▸ SOURCE MATERIAL
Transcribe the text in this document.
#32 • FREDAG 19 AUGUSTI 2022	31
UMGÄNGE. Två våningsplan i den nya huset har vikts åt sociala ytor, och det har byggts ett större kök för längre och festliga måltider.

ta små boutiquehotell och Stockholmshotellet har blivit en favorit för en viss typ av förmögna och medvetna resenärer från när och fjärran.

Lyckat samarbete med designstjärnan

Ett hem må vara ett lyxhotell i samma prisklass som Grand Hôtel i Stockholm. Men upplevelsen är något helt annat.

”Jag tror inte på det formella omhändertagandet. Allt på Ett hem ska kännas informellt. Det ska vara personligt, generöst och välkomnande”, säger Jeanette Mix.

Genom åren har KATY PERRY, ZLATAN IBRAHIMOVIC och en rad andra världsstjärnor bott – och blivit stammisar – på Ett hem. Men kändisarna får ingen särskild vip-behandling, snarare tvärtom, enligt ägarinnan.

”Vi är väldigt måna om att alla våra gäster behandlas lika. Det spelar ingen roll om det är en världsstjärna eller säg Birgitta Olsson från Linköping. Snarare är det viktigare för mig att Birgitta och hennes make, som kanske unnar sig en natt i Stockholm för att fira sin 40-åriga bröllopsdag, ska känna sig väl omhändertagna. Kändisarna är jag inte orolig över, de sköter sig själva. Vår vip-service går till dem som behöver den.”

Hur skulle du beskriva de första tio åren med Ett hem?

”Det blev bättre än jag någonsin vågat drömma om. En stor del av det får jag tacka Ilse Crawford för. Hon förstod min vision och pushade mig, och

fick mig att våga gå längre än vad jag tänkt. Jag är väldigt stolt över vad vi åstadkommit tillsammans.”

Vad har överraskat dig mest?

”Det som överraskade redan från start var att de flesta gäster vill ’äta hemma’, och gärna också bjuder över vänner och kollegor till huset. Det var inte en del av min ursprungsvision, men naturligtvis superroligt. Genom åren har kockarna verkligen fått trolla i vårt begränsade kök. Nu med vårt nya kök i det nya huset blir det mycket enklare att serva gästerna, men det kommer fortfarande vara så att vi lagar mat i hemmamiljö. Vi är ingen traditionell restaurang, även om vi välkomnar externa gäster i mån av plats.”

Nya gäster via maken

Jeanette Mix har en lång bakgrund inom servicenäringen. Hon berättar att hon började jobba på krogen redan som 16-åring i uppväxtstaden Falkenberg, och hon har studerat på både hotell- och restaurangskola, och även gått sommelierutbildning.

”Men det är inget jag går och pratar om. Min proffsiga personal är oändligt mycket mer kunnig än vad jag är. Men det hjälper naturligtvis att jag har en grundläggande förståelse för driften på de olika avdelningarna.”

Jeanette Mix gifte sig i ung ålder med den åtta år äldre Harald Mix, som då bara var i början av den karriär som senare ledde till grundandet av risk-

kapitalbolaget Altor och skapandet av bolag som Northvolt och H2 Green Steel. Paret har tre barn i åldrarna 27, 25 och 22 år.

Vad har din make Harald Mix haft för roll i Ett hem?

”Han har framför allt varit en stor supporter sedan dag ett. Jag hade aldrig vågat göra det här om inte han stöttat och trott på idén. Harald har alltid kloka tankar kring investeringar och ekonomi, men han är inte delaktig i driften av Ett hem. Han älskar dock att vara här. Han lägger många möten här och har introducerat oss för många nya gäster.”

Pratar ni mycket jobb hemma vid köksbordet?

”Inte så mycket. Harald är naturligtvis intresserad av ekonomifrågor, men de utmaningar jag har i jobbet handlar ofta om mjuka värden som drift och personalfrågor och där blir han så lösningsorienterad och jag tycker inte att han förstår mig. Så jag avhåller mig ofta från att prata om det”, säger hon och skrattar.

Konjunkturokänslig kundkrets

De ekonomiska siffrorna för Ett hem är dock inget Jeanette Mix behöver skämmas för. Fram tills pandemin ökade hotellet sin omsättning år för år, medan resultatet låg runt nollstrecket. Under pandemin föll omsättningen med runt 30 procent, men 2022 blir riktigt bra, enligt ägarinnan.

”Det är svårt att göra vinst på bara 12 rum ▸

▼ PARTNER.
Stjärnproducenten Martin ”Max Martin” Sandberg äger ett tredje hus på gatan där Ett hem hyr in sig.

▸ WORK INSTRUCTION
If a line in the records above contains the word "längre", count it, then give the total and nothing else.

▸ RESPONSE TO THE TASK
2